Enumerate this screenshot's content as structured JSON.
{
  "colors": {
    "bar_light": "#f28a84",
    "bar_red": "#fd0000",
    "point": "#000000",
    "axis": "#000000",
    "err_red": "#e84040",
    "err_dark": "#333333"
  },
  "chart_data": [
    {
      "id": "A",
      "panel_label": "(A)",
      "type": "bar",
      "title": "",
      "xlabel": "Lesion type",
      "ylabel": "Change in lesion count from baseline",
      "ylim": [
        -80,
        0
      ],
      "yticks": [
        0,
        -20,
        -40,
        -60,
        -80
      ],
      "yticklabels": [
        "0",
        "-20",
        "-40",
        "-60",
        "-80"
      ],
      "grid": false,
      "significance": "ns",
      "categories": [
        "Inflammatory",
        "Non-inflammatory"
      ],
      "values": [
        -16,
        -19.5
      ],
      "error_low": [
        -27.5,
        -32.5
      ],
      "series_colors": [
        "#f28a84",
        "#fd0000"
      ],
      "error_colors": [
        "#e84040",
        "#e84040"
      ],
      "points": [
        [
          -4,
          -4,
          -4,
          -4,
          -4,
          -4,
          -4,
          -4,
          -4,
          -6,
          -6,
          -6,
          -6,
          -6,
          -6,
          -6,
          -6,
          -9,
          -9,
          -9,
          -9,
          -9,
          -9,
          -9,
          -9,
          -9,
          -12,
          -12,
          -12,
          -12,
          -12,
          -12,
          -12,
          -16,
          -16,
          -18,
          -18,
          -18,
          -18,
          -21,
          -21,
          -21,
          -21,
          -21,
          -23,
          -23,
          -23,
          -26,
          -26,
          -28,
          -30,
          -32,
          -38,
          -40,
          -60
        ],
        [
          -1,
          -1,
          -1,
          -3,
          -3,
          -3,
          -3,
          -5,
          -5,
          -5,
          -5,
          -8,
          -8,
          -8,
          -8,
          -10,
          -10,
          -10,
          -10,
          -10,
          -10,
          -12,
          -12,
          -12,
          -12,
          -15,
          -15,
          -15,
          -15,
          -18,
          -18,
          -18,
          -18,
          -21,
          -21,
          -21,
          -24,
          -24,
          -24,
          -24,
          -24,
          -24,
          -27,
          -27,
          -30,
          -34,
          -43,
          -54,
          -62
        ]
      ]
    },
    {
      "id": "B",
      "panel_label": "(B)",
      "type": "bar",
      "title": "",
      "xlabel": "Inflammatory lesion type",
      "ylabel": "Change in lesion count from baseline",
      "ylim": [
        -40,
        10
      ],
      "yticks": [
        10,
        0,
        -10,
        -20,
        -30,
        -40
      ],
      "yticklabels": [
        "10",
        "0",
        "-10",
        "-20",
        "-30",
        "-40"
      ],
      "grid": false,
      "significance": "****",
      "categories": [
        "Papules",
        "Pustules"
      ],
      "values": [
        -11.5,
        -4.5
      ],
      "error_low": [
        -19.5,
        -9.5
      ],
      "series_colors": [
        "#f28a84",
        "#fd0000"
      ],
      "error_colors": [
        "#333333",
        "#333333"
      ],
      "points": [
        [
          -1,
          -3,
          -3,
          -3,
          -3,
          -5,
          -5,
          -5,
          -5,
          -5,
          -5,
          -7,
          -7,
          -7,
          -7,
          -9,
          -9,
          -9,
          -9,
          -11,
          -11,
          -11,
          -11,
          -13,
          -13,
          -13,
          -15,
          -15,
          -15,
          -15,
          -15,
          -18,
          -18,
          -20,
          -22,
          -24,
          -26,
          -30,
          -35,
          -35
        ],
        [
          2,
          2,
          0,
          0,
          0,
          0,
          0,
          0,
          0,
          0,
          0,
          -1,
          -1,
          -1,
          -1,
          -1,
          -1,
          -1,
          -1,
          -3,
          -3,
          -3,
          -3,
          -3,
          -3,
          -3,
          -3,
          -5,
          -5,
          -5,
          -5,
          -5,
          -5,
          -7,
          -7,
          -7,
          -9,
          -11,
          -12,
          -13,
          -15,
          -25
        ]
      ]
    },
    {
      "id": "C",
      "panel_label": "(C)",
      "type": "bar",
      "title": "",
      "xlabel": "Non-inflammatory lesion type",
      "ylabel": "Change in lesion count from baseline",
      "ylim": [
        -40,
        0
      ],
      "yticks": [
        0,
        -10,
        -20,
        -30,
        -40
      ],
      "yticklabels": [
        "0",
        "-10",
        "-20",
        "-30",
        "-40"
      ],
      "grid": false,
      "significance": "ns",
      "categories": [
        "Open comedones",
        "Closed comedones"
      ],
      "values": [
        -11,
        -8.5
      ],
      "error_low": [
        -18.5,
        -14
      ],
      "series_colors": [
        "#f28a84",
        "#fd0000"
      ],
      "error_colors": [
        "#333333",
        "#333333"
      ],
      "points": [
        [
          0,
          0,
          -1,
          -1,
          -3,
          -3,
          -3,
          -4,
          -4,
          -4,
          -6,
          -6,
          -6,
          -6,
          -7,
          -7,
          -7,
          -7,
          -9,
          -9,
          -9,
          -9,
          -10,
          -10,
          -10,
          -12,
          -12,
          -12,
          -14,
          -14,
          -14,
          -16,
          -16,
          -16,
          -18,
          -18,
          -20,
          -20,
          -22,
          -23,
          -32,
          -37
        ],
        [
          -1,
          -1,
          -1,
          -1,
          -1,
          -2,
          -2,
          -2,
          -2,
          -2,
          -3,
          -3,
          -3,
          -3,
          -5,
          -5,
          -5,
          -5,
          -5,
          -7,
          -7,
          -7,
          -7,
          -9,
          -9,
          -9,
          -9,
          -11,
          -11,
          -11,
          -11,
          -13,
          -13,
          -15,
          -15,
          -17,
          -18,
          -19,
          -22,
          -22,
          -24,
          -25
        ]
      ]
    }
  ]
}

◆ ◆ ◆ ◆ ◆ ◆ ◆

- [WRITTEN EXERCISE]:
Print the records above in full, exactly.

- [RESULT BELOW]:
Enumerate this screenshot's content as structured JSON.
{
  "colors": {
    "bar_light": "#f28a84",
    "bar_red": "#fd0000",
    "point": "#000000",
    "axis": "#000000",
    "err_red": "#e84040",
    "err_dark": "#333333"
  },
  "chart_data": [
    {
      "id": "A",
      "panel_label": "(A)",
      "type": "bar",
      "title": "",
      "xlabel": "Lesion type",
      "ylabel": "Change in lesion count from baseline",
      "ylim": [
        -80,
        0
      ],
      "yticks": [
        0,
        -20,
        -40,
        -60,
        -80
      ],
      "yticklabels": [
        "0",
        "-20",
        "-40",
        "-60",
        "-80"
      ],
      "grid": false,
      "significance": "ns",
      "categories": [
        "Inflammatory",
        "Non-inflammatory"
      ],
      "values": [
        -16,
        -19.5
      ],
      "error_low": [
        -27.5,
        -32.5
      ],
      "series_colors": [
        "#f28a84",
        "#fd0000"
      ],
      "error_colors": [
        "#e84040",
        "#e84040"
      ],
      "points": [
        [
          -4,
          -4,
          -4,
          -4,
          -4,
          -4,
          -4,
          -4,
          -4,
          -6,
          -6,
          -6,
          -6,
          -6,
          -6,
          -6,
          -6,
          -9,
          -9,
          -9,
          -9,
          -9,
          -9,
          -9,
          -9,
          -9,
          -12,
          -12,
          -12,
          -12,
          -12,
          -12,
          -12,
          -16,
          -16,
          -18,
          -18,
          -18,
          -18,
          -21,
          -21,
          -21,
          -21,
          -21,
          -23,
          -23,
          -23,
          -26,
          -26,
          -28,
          -30,
          -32,
          -38,
          -40,
          -60
        ],
        [
          -1,
          -1,
          -1,
          -3,
          -3,
          -3,
          -3,
          -5,
          -5,
          -5,
          -5,
          -8,
          -8,
          -8,
          -8,
          -10,
          -10,
          -10,
          -10,
          -10,
          -10,
          -12,
          -12,
          -12,
          -12,
          -15,
          -15,
          -15,
          -15,
          -18,
          -18,
          -18,
          -18,
          -21,
          -21,
          -21,
          -24,
          -24,
          -24,
          -24,
          -24,
          -24,
          -27,
          -27,
          -30,
          -34,
          -43,
          -54,
          -62
        ]
      ]
    },
    {
      "id": "B",
      "panel_label": "(B)",
      "type": "bar",
      "title": "",
      "xlabel": "Inflammatory lesion type",
      "ylabel": "Change in lesion count from baseline",
      "ylim": [
        -40,
        10
      ],
      "yticks": [
        10,
        0,
        -10,
        -20,
        -30,
        -40
      ],
      "yticklabels": [
        "10",
        "0",
        "-10",
        "-20",
        "-30",
        "-40"
      ],
      "grid": false,
      "significance": "****",
      "categories": [
        "Papules",
        "Pustules"
      ],
      "values": [
        -11.5,
        -4.5
      ],
      "error_low": [
        -19.5,
        -9.5
      ],
      "series_colors": [
        "#f28a84",
        "#fd0000"
      ],
      "error_colors": [
        "#333333",
        "#333333"
      ],
      "points": [
        [
          -1,
          -3,
          -3,
          -3,
          -3,
          -5,
          -5,
          -5,
          -5,
          -5,
          -5,
          -7,
          -7,
          -7,
          -7,
          -9,
          -9,
          -9,
          -9,
          -11,
          -11,
          -11,
          -11,
          -13,
          -13,
          -13,
          -15,
          -15,
          -15,
          -15,
          -15,
          -18,
          -18,
          -20,
          -22,
          -24,
          -26,
          -30,
          -35,
          -35
        ],
        [
          2,
          2,
          0,
          0,
          0,
          0,
          0,
          0,
          0,
          0,
          0,
          -1,
          -1,
          -1,
          -1,
          -1,
          -1,
          -1,
          -1,
          -3,
          -3,
          -3,
          -3,
          -3,
          -3,
          -3,
          -3,
          -5,
          -5,
          -5,
          -5,
          -5,
          -5,
          -7,
          -7,
          -7,
          -9,
          -11,
          -12,
          -13,
          -15,
          -25
        ]
      ]
    },
    {
      "id": "C",
      "panel_label": "(C)",
      "type": "bar",
      "title": "",
      "xlabel": "Non-inflammatory lesion type",
      "ylabel": "Change in lesion count from baseline",
      "ylim": [
        -40,
        0
      ],
      "yticks": [
        0,
        -10,
        -20,
        -30,
        -40
      ],
      "yticklabels": [
        "0",
        "-10",
        "-20",
        "-30",
        "-40"
      ],
      "grid": false,
      "significance": "ns",
      "categories": [
        "Open comedones",
        "Closed comedones"
      ],
      "values": [
        -11,
        -8.5
      ],
      "error_low": [
        -18.5,
        -14
      ],
      "series_colors": [
        "#f28a84",
        "#fd0000"
      ],
      "error_colors": [
        "#333333",
        "#333333"
      ],
      "points": [
        [
          0,
          0,
          -1,
          -1,
          -3,
          -3,
          -3,
          -4,
          -4,
          -4,
          -6,
          -6,
          -6,
          -6,
          -7,
          -7,
          -7,
          -7,
          -9,
          -9,
          -9,
          -9,
          -10,
          -10,
          -10,
          -12,
          -12,
          -12,
          -14,
          -14,
          -14,
          -16,
          -16,
          -16,
          -18,
          -18,
          -20,
          -20,
          -22,
          -23,
          -32,
          -37
        ],
        [
          -1,
          -1,
          -1,
          -1,
          -1,
          -2,
          -2,
          -2,
          -2,
          -2,
          -3,
          -3,
          -3,
          -3,
          -5,
          -5,
          -5,
          -5,
          -5,
          -7,
          -7,
          -7,
          -7,
          -9,
          -9,
          -9,
          -9,
          -11,
          -11,
          -11,
          -11,
          -13,
          -13,
          -15,
          -15,
          -17,
          -18,
          -19,
          -22,
          -22,
          -24,
          -25
        ]
      ]
    }
  ]
}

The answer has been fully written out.